SOURCE DOCUMENT:
------------------------------------
My 15-year-old son just finished The Hunger Games by Suzanne Collins and its sequel Catching Fire (reviewed in these pages by Kim’s daughter Kelsey) and immediately said to me, “You have to read them, too.” 

We have a long history of reading books together.  Of course, it started when he was a baby and I read picture books to him, but long after I’d stopped reading out loud to him (and anyone who knows me knows I stopped doing that as soon as my kids could read to themselves), he and I would trade books or take turns with them.

I used to sneak into his room after he had fallen asleep to nab the new Harry Potter off of his night table so I could cram in a few chapters before my own bedtime.  (Now he stays up later than I do, so that kind of sharing doesn’t work so well anymore and I have to wait my turn.  Or he has to wait his.) 

We both love fantasy, so I made him read some of my favorites.  I gave him the best of the best, Ender’s Game by Orson Scott Card when he was too young to appreciate it, forgetting that reading comprehension is a different skill from moral nuance comprehension.  But a few years later, he agreed to try it again–and loved it as much as I did.  Victory. 

More recently, I started passing on to him all the graphic novels I loved and he’s now as eager as I am to read the best of that genre.   I’m thrilled to have someone to talk with ad nauseum about Alan Moore and Neil Gaiman and Alex Robinson and a ton of others.
------------------------------------
DATA ENTRIES:
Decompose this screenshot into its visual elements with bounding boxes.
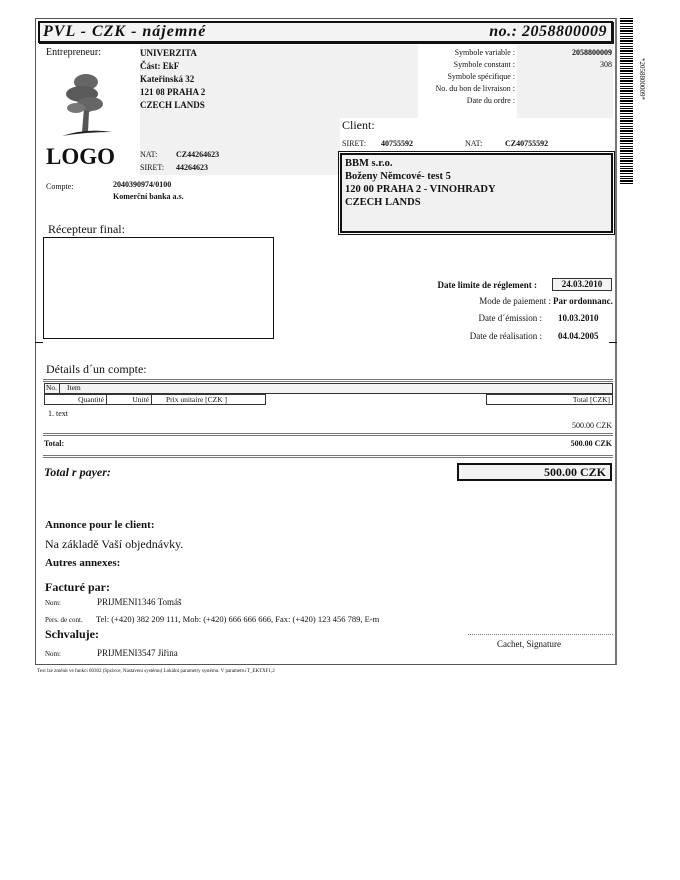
compte-value: 2040390974/0100 xyxy=(113,180,172,189)
emission-date-value: 10.03.2010 xyxy=(558,313,599,323)
client-line: BBM s.r.o. xyxy=(345,158,393,169)
header-quantity: Quantité xyxy=(44,394,107,405)
symbol-value: 2058800009 xyxy=(572,48,612,57)
item-line: 1. text xyxy=(48,409,68,418)
header-item: Item xyxy=(67,383,81,392)
address-line: Část: EkF xyxy=(140,61,180,71)
symbol-label: Date du ordre : xyxy=(466,96,515,105)
header-no: No. xyxy=(44,383,61,394)
siret-value: 44264623 xyxy=(176,163,208,172)
client-line: Boženy Němcové- test 5 xyxy=(345,171,451,182)
schvaluje-label: Schvaluje: xyxy=(45,627,99,641)
address-line: 121 08 PRAHA 2 xyxy=(140,87,206,97)
facture-par-label: Facturé par: xyxy=(45,580,110,594)
compte-label: Compte: xyxy=(46,182,74,191)
bank-name: Komerční banka a.s. xyxy=(113,192,184,201)
logo-text: LOGO xyxy=(46,144,116,169)
client-label: Client: xyxy=(342,118,375,132)
barcode-text: *2058800009* xyxy=(638,58,646,100)
total-to-pay-box: 500.00 CZK xyxy=(457,463,612,481)
facture-name: PRIJMENI1346 Tomáš xyxy=(97,597,182,607)
realisation-date-value: 04.04.2005 xyxy=(558,331,599,341)
header-unit: Unité xyxy=(106,394,152,405)
realisation-date-label: Date de réalisation : xyxy=(469,331,542,341)
details-label: Détails d´un compte: xyxy=(46,362,147,376)
client-line: 120 00 PRAHA 2 - VINOHRADY xyxy=(345,184,496,195)
client-siret: 40755592 xyxy=(381,139,413,148)
title-bar: PVL - CZK - nájemné no.: 2058800009 xyxy=(38,21,613,43)
address-line: Kateřinská 32 xyxy=(140,74,195,84)
siret-label: SIRET: xyxy=(140,163,165,172)
barcode xyxy=(620,18,633,186)
payment-mode-label: Mode de paiement : xyxy=(479,296,551,306)
signature-label: Cachet, Signature xyxy=(497,639,561,649)
symbol-label: Symbole variable : xyxy=(454,48,515,57)
recepteur-box xyxy=(43,237,274,339)
table-header-row xyxy=(44,383,613,394)
entrepreneur-label: Entrepreneur: xyxy=(46,47,101,58)
tree-logo-icon xyxy=(62,74,112,136)
symbols-labels: Symbole variable : Symbole constant : Sy… xyxy=(435,47,515,107)
entrepreneur-address: UNIVERZITA Část: EkF Kateřinská 32 121 0… xyxy=(140,47,205,112)
address-line: CZECH LANDS xyxy=(140,100,205,110)
recepteur-label: Récepteur final: xyxy=(48,222,125,236)
contact-label: Pers. de cont. xyxy=(45,616,83,624)
document-number: no.: 2058800009 xyxy=(489,23,607,40)
item-total: 500.00 CZK xyxy=(572,421,612,430)
client-nat: CZ40755592 xyxy=(505,139,549,148)
client-line: CZECH LANDS xyxy=(345,197,421,208)
footer-note: Text lze změnit ve funkci 00302 (Správce… xyxy=(37,669,275,674)
client-siret-label: SIRET: xyxy=(342,139,367,148)
due-date-value: 24.03.2010 xyxy=(552,278,612,291)
header-total: Total [CZK] xyxy=(486,394,613,405)
symbol-label: Symbole constant : xyxy=(453,60,515,69)
address-line: UNIVERZITA xyxy=(140,48,197,58)
symbol-value: 308 xyxy=(600,60,612,69)
symbol-label: Symbole spécifique : xyxy=(447,72,515,81)
total-to-pay-label: Total r payer: xyxy=(44,465,111,479)
emission-date-label: Date d´émission : xyxy=(478,313,543,323)
payment-mode-value: Par ordonnanc. xyxy=(553,296,613,306)
annexes-label: Autres annexes: xyxy=(45,557,121,569)
client-address-box: BBM s.r.o. Boženy Němcové- test 5 120 00… xyxy=(338,151,615,235)
nom-label: Nom: xyxy=(45,599,61,607)
annonce-label: Annonce pour le client: xyxy=(45,519,155,531)
invoice-frame xyxy=(35,18,617,665)
nat-value: CZ44264623 xyxy=(176,150,220,159)
total-value: 500.00 CZK xyxy=(570,439,612,448)
symbols-values: 2058800009 308 xyxy=(572,47,612,71)
annonce-text: Na základě Vaší objednávky. xyxy=(45,537,184,551)
nat-label: NAT: xyxy=(140,150,158,159)
header-price: Prix unitaire [CZK ] xyxy=(151,394,266,405)
signature-line xyxy=(468,634,613,635)
schvaluje-name: PRIJMENI3547 Jiřina xyxy=(97,648,178,658)
document-title: PVL - CZK - nájemné xyxy=(43,23,207,40)
symbol-label: No. du bon de livraison : xyxy=(435,84,515,93)
total-label: Total: xyxy=(44,439,65,448)
client-nat-label: NAT: xyxy=(465,139,483,148)
due-date-label: Date limite de réglement : xyxy=(437,280,537,290)
nom-label: Nom: xyxy=(45,650,61,658)
contact-value: Tel: (+420) 382 209 111, Mob: (+420) 666… xyxy=(96,614,380,624)
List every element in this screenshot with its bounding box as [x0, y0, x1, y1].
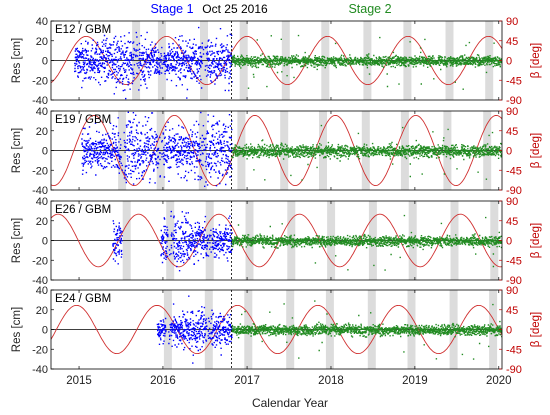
right-tick-label: -90 [506, 185, 522, 197]
left-axis-label: Res [cm] [11, 307, 23, 352]
left-tick-label: -20 [32, 165, 48, 177]
left-tick-label: 40 [36, 285, 48, 297]
left-tick-label: -20 [32, 344, 48, 356]
panel-2: 40 20 0 -20 -40 Res [cm] 90 45 0 -45 -90 β [deg] E19… [11, 106, 542, 197]
x-tick-label: 2016 [150, 375, 176, 387]
stage-1-points [81, 111, 233, 190]
panel-4: 40 20 0 -20 -40 Res [cm] 90 45 0 -45 -90 β [deg] E24… [11, 285, 542, 376]
right-tick-label: 45 [506, 36, 518, 48]
left-tick-label: -40 [32, 95, 48, 107]
x-tick-label: 2018 [318, 375, 344, 387]
right-tick-label: -90 [506, 364, 522, 376]
right-tick-label: -45 [506, 75, 522, 87]
residual-points [81, 111, 502, 190]
right-axis-label: β [deg] [530, 133, 542, 168]
x-tick-label: 2015 [66, 375, 92, 387]
panel-title: E12 / GBM [55, 24, 111, 36]
left-tick-label: -20 [32, 75, 48, 87]
panel-1: 40 20 0 -20 -40 Res [cm] 90 45 0 -45 -90 β [deg] E12… [11, 16, 542, 107]
left-tick-label: 40 [36, 16, 48, 28]
residual-points [112, 210, 502, 272]
panel-title: E24 / GBM [55, 293, 111, 305]
residual-points [74, 26, 502, 100]
right-tick-label: 0 [506, 56, 512, 68]
x-tick-label: 2019 [402, 375, 428, 387]
right-tick-label: 0 [506, 325, 512, 337]
panel-title: E26 / GBM [55, 204, 111, 216]
x-tick-label: 2020 [486, 375, 512, 387]
panel-3: 40 20 0 -20 -40 Res [cm] 90 45 0 -45 -90 β [deg] E26… [11, 196, 542, 287]
left-tick-label: 40 [36, 196, 48, 208]
left-tick-label: 0 [42, 56, 48, 68]
beta-angle-line [51, 35, 502, 86]
right-tick-label: -45 [506, 165, 522, 177]
left-tick-label: 20 [36, 305, 48, 317]
left-tick-label: 0 [42, 325, 48, 337]
left-tick-label: 40 [36, 106, 48, 118]
right-tick-label: -45 [506, 344, 522, 356]
panel-title: E19 / GBM [55, 114, 111, 126]
residual-points [156, 295, 502, 364]
left-tick-label: 20 [36, 216, 48, 228]
beta-angle-line [51, 213, 502, 268]
left-tick-label: -40 [32, 185, 48, 197]
right-tick-label: 45 [506, 216, 518, 228]
stage-2-points [231, 300, 502, 360]
stage-1-points [74, 26, 233, 100]
stage-1-points [160, 210, 233, 272]
stage-2-points [231, 34, 502, 90]
right-axis-label: β [deg] [530, 43, 542, 78]
left-tick-label: -20 [32, 255, 48, 267]
beta-angle-line [51, 304, 502, 355]
right-tick-label: 0 [506, 146, 512, 158]
left-tick-label: 20 [36, 36, 48, 48]
right-tick-label: 45 [506, 305, 518, 317]
left-tick-label: -40 [32, 275, 48, 287]
left-tick-label: 0 [42, 146, 48, 158]
stage-2-points [231, 214, 502, 271]
right-tick-label: -90 [506, 275, 522, 287]
right-tick-label: -45 [506, 255, 522, 267]
left-tick-label: 20 [36, 126, 48, 138]
left-axis-label: Res [cm] [11, 38, 23, 83]
panels-layer: 40 20 0 -20 -40 Res [cm] 90 45 0 -45 -90 β [deg] E12… [11, 16, 542, 387]
right-tick-label: 90 [506, 196, 518, 208]
stage-1-label: Stage 1 [150, 2, 193, 16]
stage-1-points [112, 220, 123, 265]
right-tick-label: 0 [506, 236, 512, 248]
right-tick-label: 45 [506, 126, 518, 138]
left-axis-label: Res [cm] [11, 218, 23, 263]
event-date-label: Oct 25 2016 [202, 2, 268, 16]
right-tick-label: 90 [506, 106, 518, 118]
right-tick-label: 90 [506, 16, 518, 28]
x-tick-label: 2017 [234, 375, 260, 387]
stage-2-label: Stage 2 [348, 2, 391, 16]
x-axis-label: Calendar Year [252, 396, 328, 410]
left-tick-label: -40 [32, 364, 48, 376]
right-axis-label: β [deg] [530, 312, 542, 347]
left-tick-label: 0 [42, 236, 48, 248]
right-tick-label: 90 [506, 285, 518, 297]
stage-2-points [231, 124, 502, 181]
right-tick-label: -90 [506, 95, 522, 107]
stage-1-points [156, 295, 233, 364]
right-axis-label: β [deg] [530, 223, 542, 258]
left-axis-label: Res [cm] [11, 128, 23, 173]
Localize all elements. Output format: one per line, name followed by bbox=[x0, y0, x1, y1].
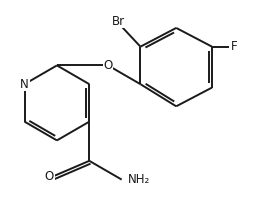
Text: NH₂: NH₂ bbox=[128, 173, 150, 186]
Text: O: O bbox=[103, 59, 113, 72]
Text: N: N bbox=[20, 78, 29, 91]
Text: O: O bbox=[45, 170, 54, 183]
Text: F: F bbox=[231, 40, 237, 53]
Text: Br: Br bbox=[112, 15, 125, 28]
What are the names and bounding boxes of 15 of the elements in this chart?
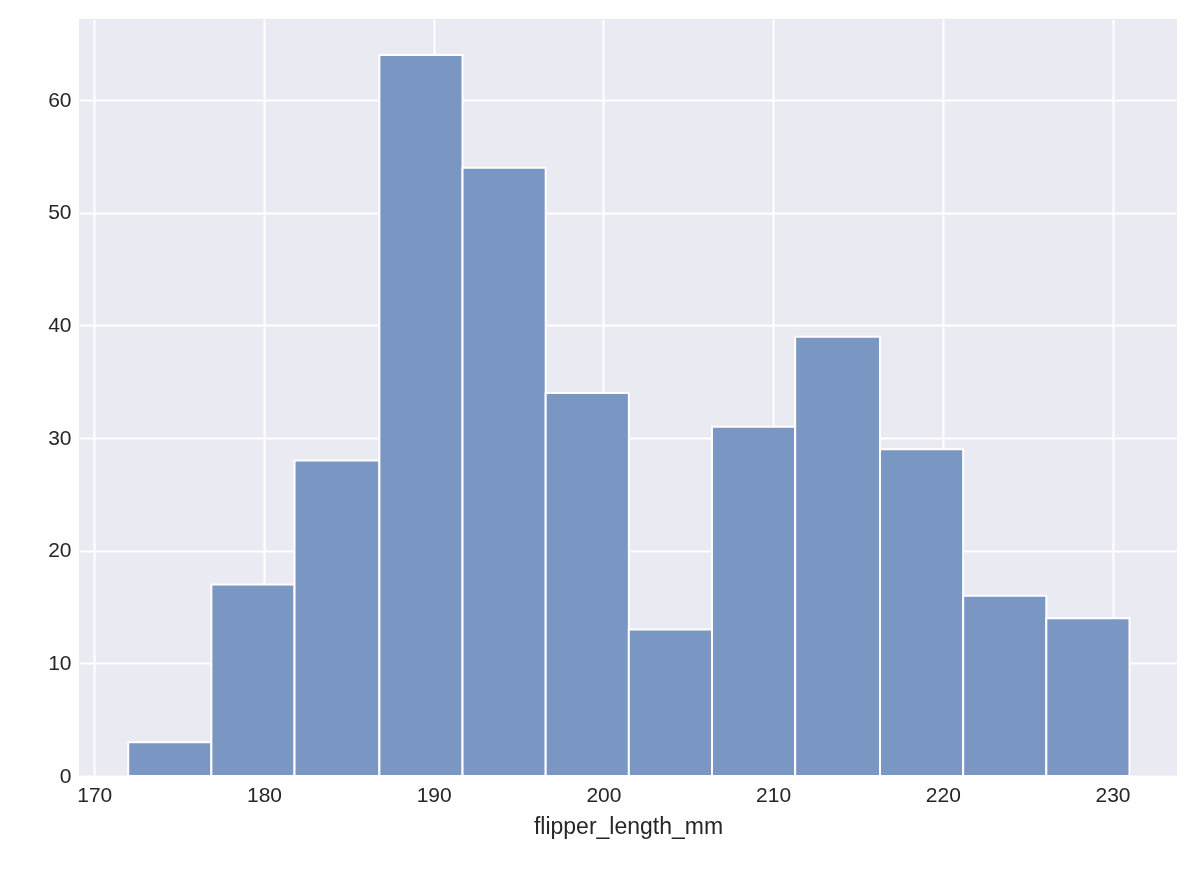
y-tick-label: 20 <box>48 538 72 562</box>
y-tick-label: 50 <box>48 200 72 224</box>
x-tick-label: 170 <box>77 782 113 806</box>
x-tick-label: 190 <box>416 782 452 806</box>
y-tick-label: 60 <box>48 87 72 111</box>
x-axis-title: flipper_length_mm <box>533 812 724 839</box>
y-tick-label: 10 <box>48 650 72 674</box>
x-tick-label: 180 <box>246 782 282 806</box>
x-tick-label: 200 <box>586 782 622 806</box>
y-tick-label: 40 <box>48 312 72 336</box>
x-tick-label: 220 <box>925 782 961 806</box>
x-tick-label: 230 <box>1095 782 1131 806</box>
y-tick-label: 0 <box>59 763 72 787</box>
y-tick-label: 30 <box>48 425 72 449</box>
x-tick-label: 210 <box>756 782 792 806</box>
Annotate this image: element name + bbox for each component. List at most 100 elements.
------------------------------------
PROBLEM DESCRIPTION:
Duplicate the passage from the reading-together text word for word, starting at "I used to sneak" and ending at "I did.  Victory.".

ANSWER BELOW:
I used to sneak into his room after he had fallen asleep to nab the new Harry Potter off of his night table so I could cram in a few chapters before my own bedtime.  (Now he stays up later than I do, so that kind of sharing doesn’t work so well anymore and I have to wait my turn.  Or he has to wait his.) 

We both love fantasy, so I made him read some of my favorites.  I gave him the best of the best, Ender’s Game by Orson Scott Card when he was too young to appreciate it, forgetting that reading comprehension is a different skill from moral nuance comprehension.  But a few years later, he agreed to try it again–and loved it as much as I did.  Victory.